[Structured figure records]
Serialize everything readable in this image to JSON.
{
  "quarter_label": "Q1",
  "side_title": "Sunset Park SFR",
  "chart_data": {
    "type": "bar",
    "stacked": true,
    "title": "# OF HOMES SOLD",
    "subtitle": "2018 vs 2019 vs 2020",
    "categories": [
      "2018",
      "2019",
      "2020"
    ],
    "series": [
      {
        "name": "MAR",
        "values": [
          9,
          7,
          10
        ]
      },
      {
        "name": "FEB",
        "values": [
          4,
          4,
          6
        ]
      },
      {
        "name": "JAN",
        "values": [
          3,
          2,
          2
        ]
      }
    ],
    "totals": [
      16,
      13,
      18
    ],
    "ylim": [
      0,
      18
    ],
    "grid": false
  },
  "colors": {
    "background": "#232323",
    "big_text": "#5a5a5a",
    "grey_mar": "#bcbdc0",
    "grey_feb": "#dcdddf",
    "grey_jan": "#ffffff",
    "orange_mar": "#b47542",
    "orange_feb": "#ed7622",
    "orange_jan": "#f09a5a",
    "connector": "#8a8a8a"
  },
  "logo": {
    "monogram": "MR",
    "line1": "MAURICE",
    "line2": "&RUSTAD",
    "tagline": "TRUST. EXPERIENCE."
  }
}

...

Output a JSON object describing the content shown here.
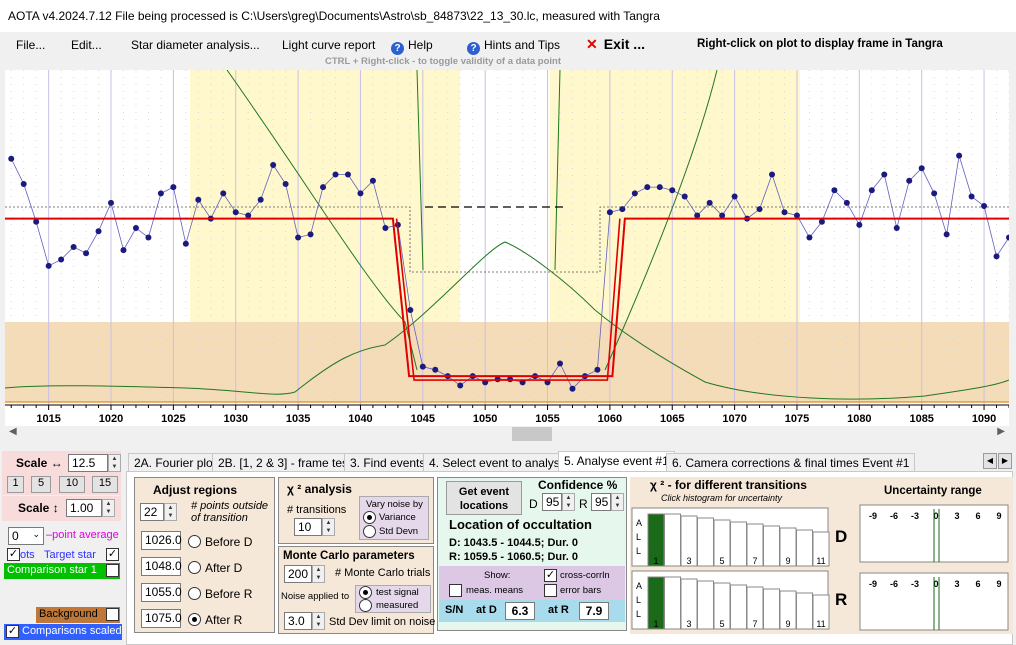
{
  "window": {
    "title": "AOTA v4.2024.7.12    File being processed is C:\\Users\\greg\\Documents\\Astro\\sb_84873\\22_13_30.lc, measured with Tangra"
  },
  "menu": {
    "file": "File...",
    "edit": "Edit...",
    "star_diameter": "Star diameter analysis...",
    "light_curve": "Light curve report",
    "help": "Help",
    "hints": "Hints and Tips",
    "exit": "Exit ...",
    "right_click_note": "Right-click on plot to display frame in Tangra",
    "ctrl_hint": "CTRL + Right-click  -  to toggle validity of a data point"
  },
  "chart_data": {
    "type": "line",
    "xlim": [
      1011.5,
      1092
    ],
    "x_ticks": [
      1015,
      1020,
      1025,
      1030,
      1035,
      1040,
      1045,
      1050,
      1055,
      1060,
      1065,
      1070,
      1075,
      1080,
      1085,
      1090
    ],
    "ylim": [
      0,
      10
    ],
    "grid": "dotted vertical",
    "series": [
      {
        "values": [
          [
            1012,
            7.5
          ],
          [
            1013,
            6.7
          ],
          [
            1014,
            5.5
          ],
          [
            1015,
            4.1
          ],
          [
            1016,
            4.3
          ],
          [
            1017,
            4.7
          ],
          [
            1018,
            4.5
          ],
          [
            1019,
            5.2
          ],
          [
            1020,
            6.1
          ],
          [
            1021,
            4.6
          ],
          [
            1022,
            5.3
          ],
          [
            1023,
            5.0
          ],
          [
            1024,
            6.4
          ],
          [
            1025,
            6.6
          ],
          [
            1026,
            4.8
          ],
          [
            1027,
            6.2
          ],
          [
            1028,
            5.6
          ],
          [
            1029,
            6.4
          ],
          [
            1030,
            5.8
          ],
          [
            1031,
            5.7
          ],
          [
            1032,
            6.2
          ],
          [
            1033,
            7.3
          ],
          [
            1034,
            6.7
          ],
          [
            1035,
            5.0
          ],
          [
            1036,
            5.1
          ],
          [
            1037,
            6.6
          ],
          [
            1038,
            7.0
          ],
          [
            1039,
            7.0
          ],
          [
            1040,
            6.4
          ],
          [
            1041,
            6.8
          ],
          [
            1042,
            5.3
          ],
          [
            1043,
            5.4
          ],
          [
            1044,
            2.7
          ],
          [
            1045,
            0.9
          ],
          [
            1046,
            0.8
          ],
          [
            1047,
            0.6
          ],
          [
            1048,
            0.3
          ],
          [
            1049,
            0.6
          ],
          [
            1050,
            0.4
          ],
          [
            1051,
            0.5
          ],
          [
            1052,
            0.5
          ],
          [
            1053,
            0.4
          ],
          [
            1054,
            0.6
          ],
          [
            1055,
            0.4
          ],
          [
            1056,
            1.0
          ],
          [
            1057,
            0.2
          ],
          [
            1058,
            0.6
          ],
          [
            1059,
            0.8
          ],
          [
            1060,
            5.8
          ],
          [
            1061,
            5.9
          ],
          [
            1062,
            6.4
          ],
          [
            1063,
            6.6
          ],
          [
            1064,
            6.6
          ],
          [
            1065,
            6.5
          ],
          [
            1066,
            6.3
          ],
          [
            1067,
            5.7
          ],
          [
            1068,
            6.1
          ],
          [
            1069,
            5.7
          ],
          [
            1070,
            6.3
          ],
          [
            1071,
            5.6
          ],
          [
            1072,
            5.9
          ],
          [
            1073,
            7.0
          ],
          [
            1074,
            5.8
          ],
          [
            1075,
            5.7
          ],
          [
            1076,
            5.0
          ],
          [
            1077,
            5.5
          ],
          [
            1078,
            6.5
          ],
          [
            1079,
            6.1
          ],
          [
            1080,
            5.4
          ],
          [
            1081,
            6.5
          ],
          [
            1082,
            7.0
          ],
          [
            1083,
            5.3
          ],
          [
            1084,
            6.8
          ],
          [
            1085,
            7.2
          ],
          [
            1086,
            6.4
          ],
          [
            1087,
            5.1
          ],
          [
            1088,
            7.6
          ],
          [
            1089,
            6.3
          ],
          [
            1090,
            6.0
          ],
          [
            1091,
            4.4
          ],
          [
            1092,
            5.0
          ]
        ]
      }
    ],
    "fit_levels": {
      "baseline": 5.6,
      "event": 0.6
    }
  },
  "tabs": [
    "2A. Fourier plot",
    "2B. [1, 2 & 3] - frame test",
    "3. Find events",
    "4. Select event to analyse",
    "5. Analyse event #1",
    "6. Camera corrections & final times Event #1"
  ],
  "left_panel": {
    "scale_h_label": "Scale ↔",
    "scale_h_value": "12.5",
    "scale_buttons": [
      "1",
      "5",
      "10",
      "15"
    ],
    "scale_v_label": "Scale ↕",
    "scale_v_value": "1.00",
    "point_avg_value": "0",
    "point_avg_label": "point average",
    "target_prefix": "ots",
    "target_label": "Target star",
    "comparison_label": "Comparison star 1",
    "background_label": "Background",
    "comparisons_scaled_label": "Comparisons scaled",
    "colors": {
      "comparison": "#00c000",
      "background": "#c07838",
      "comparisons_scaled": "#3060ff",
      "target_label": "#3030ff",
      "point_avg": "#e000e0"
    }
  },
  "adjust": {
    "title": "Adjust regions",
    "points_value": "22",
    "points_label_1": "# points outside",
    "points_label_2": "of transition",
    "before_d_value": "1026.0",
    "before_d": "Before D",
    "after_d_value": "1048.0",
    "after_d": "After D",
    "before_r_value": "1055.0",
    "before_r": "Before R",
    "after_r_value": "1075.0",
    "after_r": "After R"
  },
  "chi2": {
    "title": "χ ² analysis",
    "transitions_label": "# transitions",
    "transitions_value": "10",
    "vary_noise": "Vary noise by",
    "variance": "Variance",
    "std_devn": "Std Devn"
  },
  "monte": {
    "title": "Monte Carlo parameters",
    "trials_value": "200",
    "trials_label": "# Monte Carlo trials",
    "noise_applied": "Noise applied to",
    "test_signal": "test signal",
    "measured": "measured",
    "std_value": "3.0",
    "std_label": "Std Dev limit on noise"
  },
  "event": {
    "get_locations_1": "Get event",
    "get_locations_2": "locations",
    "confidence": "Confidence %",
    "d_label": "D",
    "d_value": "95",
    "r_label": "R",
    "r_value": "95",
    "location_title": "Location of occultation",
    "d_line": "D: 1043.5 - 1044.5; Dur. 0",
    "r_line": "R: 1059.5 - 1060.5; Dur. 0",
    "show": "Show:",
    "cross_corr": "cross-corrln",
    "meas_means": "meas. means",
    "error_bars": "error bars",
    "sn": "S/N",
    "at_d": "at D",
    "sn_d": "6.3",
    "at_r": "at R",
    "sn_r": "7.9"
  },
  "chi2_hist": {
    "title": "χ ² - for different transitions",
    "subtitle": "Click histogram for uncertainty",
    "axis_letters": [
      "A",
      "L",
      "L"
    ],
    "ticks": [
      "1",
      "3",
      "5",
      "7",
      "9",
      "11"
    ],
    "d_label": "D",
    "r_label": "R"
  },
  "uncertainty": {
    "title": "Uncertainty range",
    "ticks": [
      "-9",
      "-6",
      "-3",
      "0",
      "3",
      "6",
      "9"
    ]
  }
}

--

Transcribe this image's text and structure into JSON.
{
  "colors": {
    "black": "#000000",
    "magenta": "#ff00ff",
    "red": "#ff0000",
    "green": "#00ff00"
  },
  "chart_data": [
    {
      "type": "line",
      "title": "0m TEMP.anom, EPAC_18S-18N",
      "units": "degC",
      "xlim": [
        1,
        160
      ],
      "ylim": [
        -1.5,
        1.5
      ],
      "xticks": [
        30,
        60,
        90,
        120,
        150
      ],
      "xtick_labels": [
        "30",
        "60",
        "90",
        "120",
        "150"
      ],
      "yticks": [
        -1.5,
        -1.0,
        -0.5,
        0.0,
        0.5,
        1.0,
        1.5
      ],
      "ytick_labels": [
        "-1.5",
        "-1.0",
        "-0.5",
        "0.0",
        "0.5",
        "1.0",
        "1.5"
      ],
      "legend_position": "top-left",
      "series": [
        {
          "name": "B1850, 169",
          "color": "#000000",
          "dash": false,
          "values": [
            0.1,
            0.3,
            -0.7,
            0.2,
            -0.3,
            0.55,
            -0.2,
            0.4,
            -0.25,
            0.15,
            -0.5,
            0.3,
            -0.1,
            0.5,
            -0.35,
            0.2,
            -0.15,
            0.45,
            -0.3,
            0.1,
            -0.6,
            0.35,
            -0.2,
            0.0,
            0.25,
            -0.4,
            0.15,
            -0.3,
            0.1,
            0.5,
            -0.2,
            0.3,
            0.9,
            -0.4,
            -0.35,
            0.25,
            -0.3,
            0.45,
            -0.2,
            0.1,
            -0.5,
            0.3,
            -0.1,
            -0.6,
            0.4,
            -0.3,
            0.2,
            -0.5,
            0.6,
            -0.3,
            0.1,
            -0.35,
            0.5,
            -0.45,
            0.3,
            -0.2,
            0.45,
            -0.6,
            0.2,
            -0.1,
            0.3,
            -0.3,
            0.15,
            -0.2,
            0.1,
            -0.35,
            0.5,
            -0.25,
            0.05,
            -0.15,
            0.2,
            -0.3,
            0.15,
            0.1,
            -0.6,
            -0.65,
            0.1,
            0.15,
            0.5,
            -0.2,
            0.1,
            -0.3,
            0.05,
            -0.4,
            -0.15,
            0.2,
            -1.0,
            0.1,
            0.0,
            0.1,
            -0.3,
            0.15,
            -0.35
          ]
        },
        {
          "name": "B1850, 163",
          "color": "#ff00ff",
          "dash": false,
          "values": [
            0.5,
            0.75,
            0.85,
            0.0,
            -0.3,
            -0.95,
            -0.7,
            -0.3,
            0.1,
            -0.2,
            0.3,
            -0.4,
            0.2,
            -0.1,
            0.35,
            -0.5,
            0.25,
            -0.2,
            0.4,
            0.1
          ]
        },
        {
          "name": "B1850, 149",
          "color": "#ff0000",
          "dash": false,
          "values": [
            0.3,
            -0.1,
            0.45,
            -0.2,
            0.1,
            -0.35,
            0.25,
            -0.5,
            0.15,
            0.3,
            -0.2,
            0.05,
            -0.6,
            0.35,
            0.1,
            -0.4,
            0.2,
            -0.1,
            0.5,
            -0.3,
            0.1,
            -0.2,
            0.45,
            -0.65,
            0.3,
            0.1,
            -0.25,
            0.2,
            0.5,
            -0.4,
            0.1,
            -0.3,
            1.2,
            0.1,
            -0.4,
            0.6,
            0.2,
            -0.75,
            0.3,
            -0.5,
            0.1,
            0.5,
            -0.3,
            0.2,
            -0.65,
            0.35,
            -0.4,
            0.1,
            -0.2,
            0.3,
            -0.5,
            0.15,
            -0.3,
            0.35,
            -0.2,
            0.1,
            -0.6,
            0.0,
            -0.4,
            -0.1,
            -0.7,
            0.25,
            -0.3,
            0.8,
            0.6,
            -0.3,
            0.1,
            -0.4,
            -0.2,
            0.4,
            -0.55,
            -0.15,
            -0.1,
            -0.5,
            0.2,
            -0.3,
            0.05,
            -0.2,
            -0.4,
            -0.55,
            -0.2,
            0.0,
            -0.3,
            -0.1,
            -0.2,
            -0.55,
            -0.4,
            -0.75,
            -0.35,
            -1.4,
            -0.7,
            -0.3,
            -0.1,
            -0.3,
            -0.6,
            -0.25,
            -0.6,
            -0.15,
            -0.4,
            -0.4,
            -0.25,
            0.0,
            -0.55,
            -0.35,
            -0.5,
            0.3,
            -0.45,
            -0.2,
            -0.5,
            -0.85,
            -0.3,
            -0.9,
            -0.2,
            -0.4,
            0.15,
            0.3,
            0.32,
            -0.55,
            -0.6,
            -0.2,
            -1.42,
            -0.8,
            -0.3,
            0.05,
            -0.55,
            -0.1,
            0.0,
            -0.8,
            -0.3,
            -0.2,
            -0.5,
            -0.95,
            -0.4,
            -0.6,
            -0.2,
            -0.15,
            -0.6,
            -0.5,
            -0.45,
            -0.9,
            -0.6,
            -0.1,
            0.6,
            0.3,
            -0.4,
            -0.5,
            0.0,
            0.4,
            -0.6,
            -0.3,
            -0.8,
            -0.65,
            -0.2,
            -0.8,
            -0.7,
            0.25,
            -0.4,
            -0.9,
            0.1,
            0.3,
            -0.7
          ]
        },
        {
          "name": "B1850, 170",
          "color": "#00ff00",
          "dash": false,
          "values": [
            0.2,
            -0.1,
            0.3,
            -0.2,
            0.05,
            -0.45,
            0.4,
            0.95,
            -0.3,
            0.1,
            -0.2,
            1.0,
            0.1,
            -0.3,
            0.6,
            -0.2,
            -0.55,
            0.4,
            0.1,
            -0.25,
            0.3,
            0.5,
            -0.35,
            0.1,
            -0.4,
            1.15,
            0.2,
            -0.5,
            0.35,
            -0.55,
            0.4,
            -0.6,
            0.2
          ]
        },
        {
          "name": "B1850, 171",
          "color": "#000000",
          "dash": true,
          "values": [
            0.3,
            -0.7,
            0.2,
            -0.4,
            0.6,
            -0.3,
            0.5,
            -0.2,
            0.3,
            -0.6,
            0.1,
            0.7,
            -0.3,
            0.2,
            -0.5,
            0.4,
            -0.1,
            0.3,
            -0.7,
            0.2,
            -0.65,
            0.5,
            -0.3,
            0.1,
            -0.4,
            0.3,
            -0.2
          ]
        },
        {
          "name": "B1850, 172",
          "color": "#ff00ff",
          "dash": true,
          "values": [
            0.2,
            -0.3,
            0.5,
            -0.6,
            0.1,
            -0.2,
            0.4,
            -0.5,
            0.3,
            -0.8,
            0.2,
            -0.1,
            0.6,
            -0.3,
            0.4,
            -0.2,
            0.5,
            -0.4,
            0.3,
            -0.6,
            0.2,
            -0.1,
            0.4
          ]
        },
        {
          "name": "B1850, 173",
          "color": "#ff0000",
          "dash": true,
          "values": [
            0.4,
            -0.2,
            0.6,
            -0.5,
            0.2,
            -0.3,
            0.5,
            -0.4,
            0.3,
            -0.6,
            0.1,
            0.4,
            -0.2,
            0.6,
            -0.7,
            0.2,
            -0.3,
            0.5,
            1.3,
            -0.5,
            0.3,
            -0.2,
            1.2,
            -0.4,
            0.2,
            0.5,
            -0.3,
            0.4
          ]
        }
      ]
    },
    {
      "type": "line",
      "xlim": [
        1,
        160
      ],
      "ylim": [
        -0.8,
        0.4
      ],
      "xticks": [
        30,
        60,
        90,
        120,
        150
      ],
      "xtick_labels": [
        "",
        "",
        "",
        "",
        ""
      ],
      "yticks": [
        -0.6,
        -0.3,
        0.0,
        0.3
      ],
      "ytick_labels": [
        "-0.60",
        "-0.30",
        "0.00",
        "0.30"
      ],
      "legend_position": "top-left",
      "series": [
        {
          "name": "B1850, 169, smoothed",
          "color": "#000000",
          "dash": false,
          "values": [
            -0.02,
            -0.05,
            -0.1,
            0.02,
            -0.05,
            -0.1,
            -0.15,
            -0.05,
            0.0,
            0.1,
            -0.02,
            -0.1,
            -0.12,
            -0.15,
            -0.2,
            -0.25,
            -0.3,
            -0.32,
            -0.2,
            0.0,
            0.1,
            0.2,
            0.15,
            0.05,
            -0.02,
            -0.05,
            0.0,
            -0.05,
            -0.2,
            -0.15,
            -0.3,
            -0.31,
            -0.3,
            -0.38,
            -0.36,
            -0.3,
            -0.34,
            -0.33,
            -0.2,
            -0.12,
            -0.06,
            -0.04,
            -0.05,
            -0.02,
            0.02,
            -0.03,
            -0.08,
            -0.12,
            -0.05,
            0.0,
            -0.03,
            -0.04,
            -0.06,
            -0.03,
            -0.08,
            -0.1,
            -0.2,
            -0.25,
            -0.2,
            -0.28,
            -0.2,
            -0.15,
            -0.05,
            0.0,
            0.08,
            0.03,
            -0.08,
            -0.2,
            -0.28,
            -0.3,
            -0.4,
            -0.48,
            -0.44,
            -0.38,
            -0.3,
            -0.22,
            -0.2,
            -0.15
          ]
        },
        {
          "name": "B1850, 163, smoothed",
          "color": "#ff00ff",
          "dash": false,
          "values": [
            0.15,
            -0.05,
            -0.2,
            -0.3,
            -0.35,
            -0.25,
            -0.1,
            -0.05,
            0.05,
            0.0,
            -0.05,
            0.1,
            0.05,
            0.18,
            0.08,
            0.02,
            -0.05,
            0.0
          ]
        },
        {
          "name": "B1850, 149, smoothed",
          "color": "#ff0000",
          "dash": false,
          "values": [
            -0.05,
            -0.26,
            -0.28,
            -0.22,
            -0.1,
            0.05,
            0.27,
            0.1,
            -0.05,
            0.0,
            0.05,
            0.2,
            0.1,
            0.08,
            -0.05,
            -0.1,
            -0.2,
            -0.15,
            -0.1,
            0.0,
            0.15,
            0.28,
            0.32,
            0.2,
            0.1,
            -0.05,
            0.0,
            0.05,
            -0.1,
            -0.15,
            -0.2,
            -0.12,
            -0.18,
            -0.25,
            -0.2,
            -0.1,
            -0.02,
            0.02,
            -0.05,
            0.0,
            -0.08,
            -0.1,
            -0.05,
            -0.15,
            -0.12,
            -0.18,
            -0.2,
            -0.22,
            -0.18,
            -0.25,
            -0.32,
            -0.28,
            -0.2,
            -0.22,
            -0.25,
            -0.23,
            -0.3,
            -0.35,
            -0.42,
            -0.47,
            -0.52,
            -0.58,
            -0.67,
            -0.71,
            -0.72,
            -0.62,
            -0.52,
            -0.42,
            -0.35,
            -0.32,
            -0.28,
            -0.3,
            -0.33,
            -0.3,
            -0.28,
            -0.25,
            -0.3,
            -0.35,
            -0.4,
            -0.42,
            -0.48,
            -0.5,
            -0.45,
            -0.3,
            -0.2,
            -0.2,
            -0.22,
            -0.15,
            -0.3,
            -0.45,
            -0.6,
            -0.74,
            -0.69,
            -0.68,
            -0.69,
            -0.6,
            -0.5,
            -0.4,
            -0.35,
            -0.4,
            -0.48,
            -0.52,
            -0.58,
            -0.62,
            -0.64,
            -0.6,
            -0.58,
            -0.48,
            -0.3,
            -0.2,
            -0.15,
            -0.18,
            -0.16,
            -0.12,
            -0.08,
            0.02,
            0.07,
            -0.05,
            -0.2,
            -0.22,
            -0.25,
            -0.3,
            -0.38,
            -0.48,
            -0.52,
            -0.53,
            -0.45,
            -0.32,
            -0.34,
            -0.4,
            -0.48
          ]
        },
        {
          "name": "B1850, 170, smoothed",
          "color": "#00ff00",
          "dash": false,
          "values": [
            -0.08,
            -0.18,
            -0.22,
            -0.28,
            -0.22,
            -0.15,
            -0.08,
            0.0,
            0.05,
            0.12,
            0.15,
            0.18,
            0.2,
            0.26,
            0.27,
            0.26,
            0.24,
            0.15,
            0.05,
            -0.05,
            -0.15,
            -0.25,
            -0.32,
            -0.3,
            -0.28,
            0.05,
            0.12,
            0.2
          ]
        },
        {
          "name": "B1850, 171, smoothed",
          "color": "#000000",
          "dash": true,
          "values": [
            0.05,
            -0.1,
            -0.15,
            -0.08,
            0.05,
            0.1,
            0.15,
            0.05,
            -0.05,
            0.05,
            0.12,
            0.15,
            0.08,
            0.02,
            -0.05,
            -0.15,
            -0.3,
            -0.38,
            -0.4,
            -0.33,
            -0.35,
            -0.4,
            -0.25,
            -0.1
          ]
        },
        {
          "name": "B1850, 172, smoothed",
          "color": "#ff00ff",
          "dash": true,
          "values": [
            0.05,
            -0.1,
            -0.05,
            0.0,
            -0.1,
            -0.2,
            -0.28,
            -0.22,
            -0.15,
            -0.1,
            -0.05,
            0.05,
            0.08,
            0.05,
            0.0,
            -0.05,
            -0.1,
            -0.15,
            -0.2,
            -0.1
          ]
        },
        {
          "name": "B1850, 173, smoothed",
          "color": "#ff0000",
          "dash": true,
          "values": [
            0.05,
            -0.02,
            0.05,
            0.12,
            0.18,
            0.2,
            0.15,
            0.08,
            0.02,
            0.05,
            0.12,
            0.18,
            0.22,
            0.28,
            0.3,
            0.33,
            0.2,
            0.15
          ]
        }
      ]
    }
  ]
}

Goal ▸
Determine how many lines in the listing above hold the word "this", answering with the number only.

Expected output ▸
2